EXERCISE BRIEF. Extract every line of the listing that contains the word "помощи", and treat uppercase and lowercase letters as different.
# START OF INPUT RECORDS
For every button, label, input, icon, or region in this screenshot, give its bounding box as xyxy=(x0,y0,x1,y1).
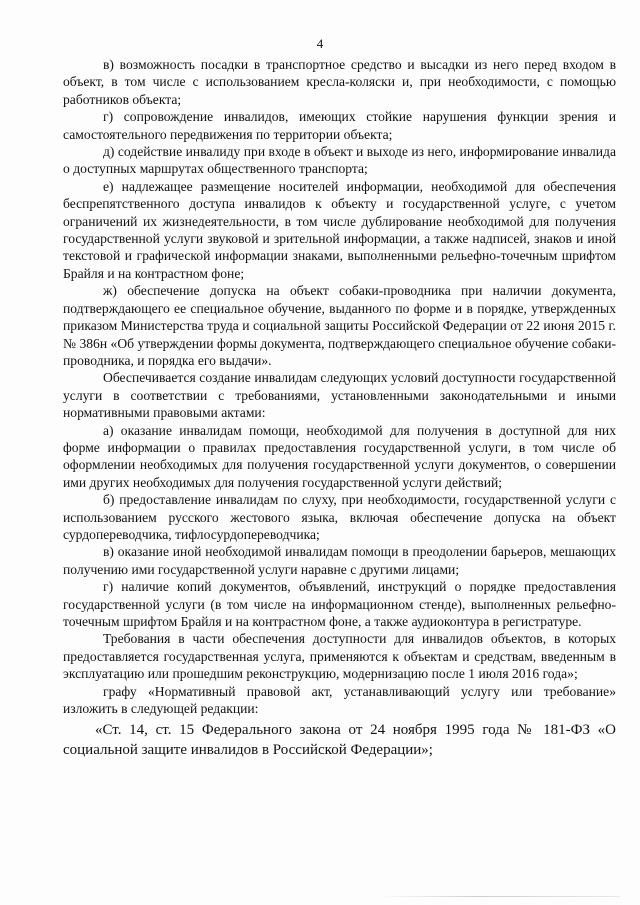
paragraph-item-g-escort: г) сопровождение инвалидов, имеющих стойкие нарушения функции зрения и самостоятельного передвижения по территории объекта; xyxy=(63,109,616,142)
paragraph-item-d-assistance: д) содействие инвалиду при входе в объект и выходе из него, информирование инвалида о доступных маршрутах общественного транспорта; xyxy=(63,144,616,177)
paragraph-legal-reference-quote: «Ст. 14, ст. 15 Федерального закона от 24 ноября 1995 года № 181-ФЗ «О социальной защите инвалидов в Российской Федерации»; xyxy=(63,722,616,758)
paragraph-item-v-barriers: в) оказание иной необходимой инвалидам помощи в преодолении барьеров, мешающих получению ими государственной услуги наравне с другими лицами; xyxy=(63,544,616,577)
paragraph-column-wording: графу «Нормативный правовой акт, устанавливающий услугу или требование» изложить в следующей редакции: xyxy=(63,683,616,717)
paragraph-item-g-braille-copies: г) наличие копий документов, объявлений, инструкций о порядке предоставления государственной услуги (в том числе на информационном стенде), выполненных рельефно-точечным шрифтом Брайля и на контрастном фоне, а также аудиоконтура в регистратуре. xyxy=(63,579,616,629)
paragraph-item-zh-guide-dog: ж) обеспечение допуска на объект собаки-проводника при наличии документа, подтверждающего ее специальное обучение, выданного по форме и в порядке, утвержденных приказом Министерства труда и социальной защиты Российской Федерации от 22 июня 2015 г. № 386н «Об утверждении формы документа, подтверждающего специальное обучение собаки-проводника, и порядка его выдачи». xyxy=(63,283,616,368)
paragraph-item-v-boarding: в) возможность посадки в транспортное средство и высадки из него перед входом в объект, в том числе с использованием кресла-коляски и, при необходимости, с помощью работников объекта; xyxy=(63,57,616,107)
paragraph-accessibility-requirements: Требования в части обеспечения доступности для инвалидов объектов, в которых предоставляется государственная услуга, применяются к объектам и средствам, введенным в эксплуатацию или прошедшим реконструкцию, модернизацию после 1 июля 2016 года»; xyxy=(63,631,616,682)
paragraph-item-b-sign-language: б) предоставление инвалидам по слуху, при необходимости, государственной услуги с использованием русского жестового языка, включая обеспечение допуска на объект сурдопереводчика, тифлосурдопереводчика; xyxy=(63,492,616,542)
document-body xyxy=(63,56,616,760)
paragraph-item-e-information-placement: е) надлежащее размещение носителей информации, необходимой для обеспечения беспрепятственного доступа инвалидов к объекту и государственной услуге, с учетом ограничений их жизнедеятельности, в том числе дублирование необходимой для получения государственной услуги звуковой и зрительной информации, а также надписей, знаков и иной текстовой и графической информации знаками, выполненными рельефно-точечным шрифтом Брайля и на контрастном фоне; xyxy=(63,178,616,281)
page-number: 4 xyxy=(316,36,324,51)
paragraph-item-a-help: а) оказание инвалидам помощи, необходимой для получения в доступной для них форме информации о правилах предоставления государственной услуги, в том числе об оформлении необходимых для получения государственной услуги документов, о совершении ими других необходимых для получения государственной услуги действий; xyxy=(63,422,616,490)
paragraph-conditions-intro: Обеспечивается создание инвалидам следующих условий доступности государственной услуги в соответствии с требованиями, установленными законодательными и иными нормативными правовыми актами: xyxy=(63,370,616,421)
scan-artifact-line xyxy=(380,896,620,897)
# END OF INPUT RECORDS
FINAL RESULT.
paragraph-item-v-barriers: в) оказание иной необходимой инвалидам помощи в преодолении барьеров, мешающих получению ими государственной услуги наравне с другими лицами; xyxy=(63,544,616,577)
paragraph-item-a-help: а) оказание инвалидам помощи, необходимой для получения в доступной для них форме информации о правилах предоставления государственной услуги, в том числе об оформлении необходимых для получения государственной услуги документов, о совершении ими других необходимых для получения государственной услуги действий; xyxy=(63,422,616,490)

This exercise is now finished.